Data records
_ _ _ _

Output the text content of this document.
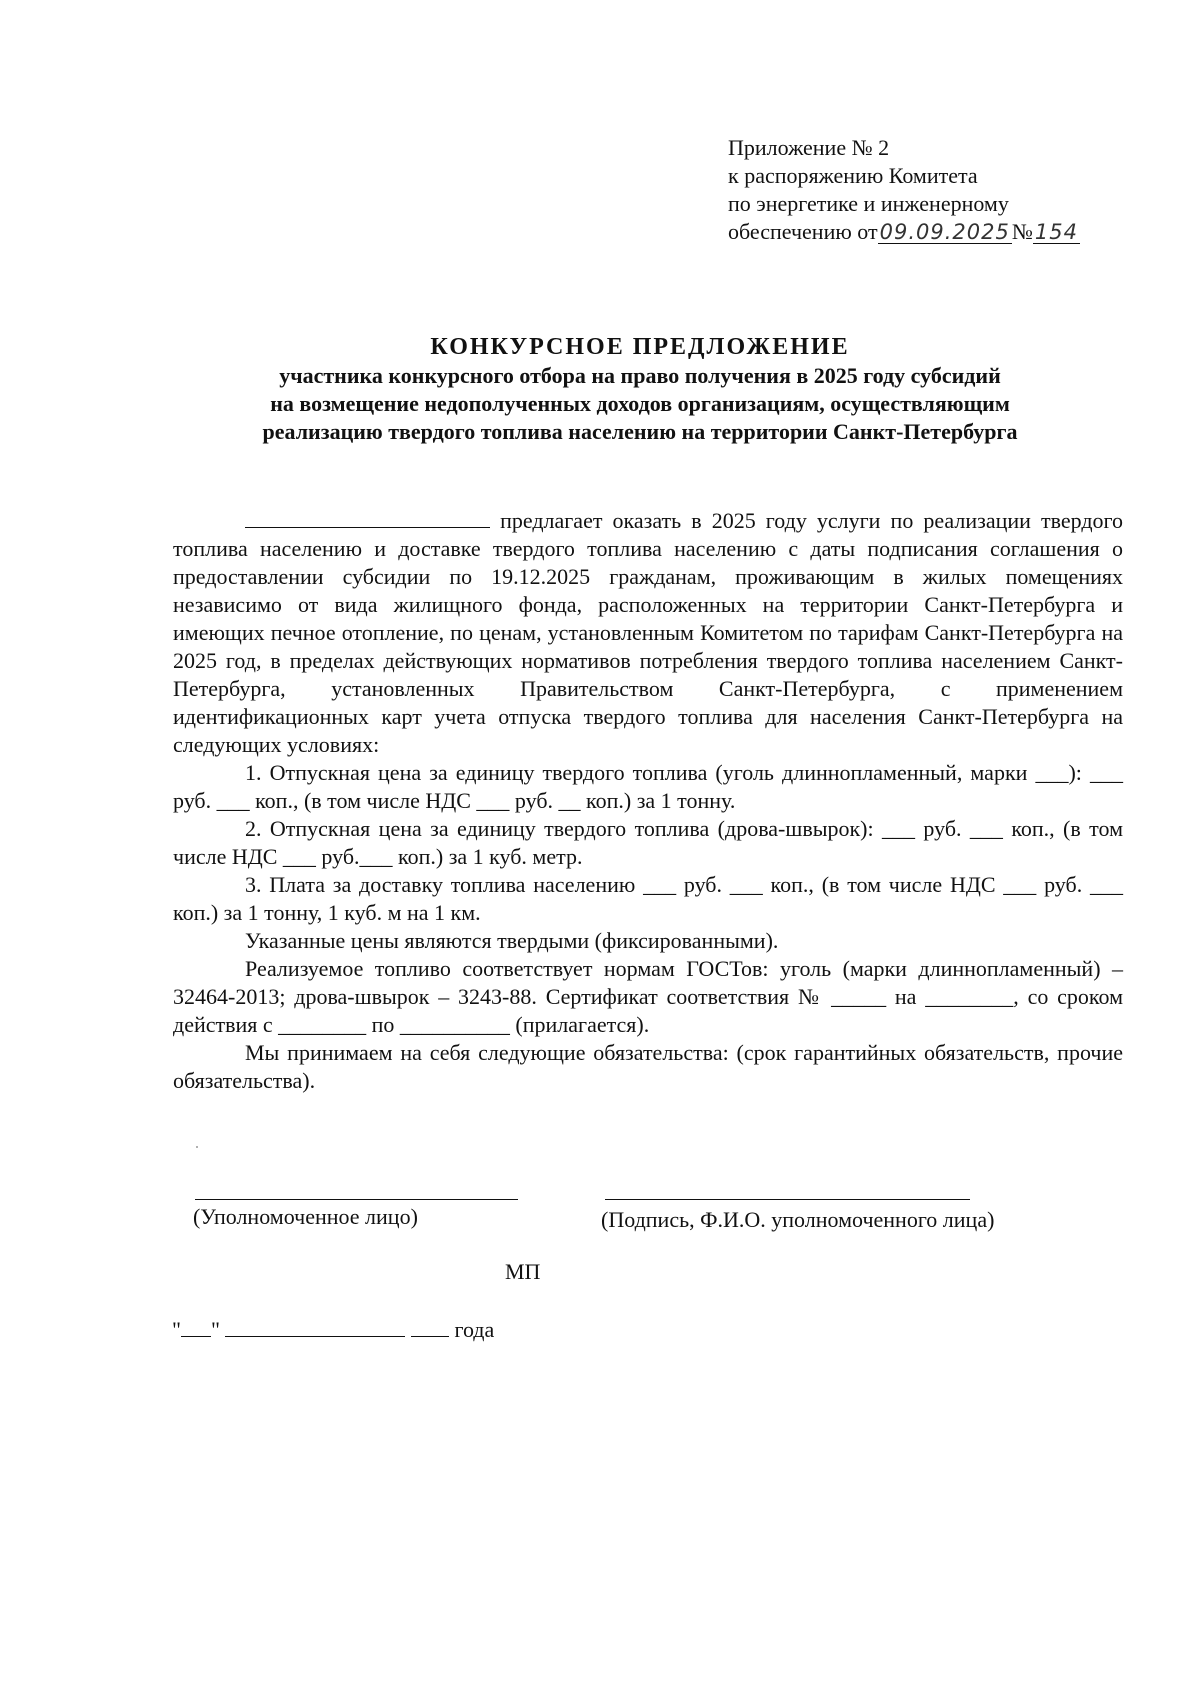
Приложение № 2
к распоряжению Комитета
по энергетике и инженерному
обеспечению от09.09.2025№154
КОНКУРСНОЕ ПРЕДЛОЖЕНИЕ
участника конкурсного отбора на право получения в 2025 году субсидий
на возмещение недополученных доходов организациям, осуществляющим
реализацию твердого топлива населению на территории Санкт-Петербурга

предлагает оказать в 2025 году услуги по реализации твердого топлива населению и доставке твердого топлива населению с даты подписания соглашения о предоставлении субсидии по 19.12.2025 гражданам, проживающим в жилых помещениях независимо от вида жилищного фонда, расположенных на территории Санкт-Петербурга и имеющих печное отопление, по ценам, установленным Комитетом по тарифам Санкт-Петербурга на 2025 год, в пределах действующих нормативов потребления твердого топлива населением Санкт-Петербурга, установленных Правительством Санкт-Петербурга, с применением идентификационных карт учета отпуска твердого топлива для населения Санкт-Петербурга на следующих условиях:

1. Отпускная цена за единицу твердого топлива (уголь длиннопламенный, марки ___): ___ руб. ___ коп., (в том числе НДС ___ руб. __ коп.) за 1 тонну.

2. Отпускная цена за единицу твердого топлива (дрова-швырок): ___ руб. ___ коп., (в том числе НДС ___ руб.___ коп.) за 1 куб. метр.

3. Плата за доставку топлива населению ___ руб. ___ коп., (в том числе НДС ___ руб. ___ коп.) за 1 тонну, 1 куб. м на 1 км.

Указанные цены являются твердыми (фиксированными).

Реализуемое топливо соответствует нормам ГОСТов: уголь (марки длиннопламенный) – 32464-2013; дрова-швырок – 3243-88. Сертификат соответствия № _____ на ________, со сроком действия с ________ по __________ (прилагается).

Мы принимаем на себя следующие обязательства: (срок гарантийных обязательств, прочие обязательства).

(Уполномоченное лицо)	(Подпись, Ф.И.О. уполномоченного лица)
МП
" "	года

_ _ _ _

Work instructions:
Omitting all images, retype each line of the records precisely.

The reply:
Output the text content of this document.
Приложение № 2
к распоряжению Комитета
по энергетике и инженерному
обеспечению от09.09.2025№154
КОНКУРСНОЕ ПРЕДЛОЖЕНИЕ
участника конкурсного отбора на право получения в 2025 году субсидий
на возмещение недополученных доходов организациям, осуществляющим
реализацию твердого топлива населению на территории Санкт-Петербурга

предлагает оказать в 2025 году услуги по реализации твердого топлива населению и доставке твердого топлива населению с даты подписания соглашения о предоставлении субсидии по 19.12.2025 гражданам, проживающим в жилых помещениях независимо от вида жилищного фонда, расположенных на территории Санкт-Петербурга и имеющих печное отопление, по ценам, установленным Комитетом по тарифам Санкт-Петербурга на 2025 год, в пределах действующих нормативов потребления твердого топлива населением Санкт-Петербурга, установленных Правительством Санкт-Петербурга, с применением идентификационных карт учета отпуска твердого топлива для населения Санкт-Петербурга на следующих условиях:

1. Отпускная цена за единицу твердого топлива (уголь длиннопламенный, марки ___): ___ руб. ___ коп., (в том числе НДС ___ руб. __ коп.) за 1 тонну.

2. Отпускная цена за единицу твердого топлива (дрова-швырок): ___ руб. ___ коп., (в том числе НДС ___ руб.___ коп.) за 1 куб. метр.

3. Плата за доставку топлива населению ___ руб. ___ коп., (в том числе НДС ___ руб. ___ коп.) за 1 тонну, 1 куб. м на 1 км.

Указанные цены являются твердыми (фиксированными).

Реализуемое топливо соответствует нормам ГОСТов: уголь (марки длиннопламенный) – 32464-2013; дрова-швырок – 3243-88. Сертификат соответствия № _____ на ________, со сроком действия с ________ по __________ (прилагается).

Мы принимаем на себя следующие обязательства: (срок гарантийных обязательств, прочие обязательства).

(Уполномоченное лицо)	(Подпись, Ф.И.О. уполномоченного лица)
МП
" "	года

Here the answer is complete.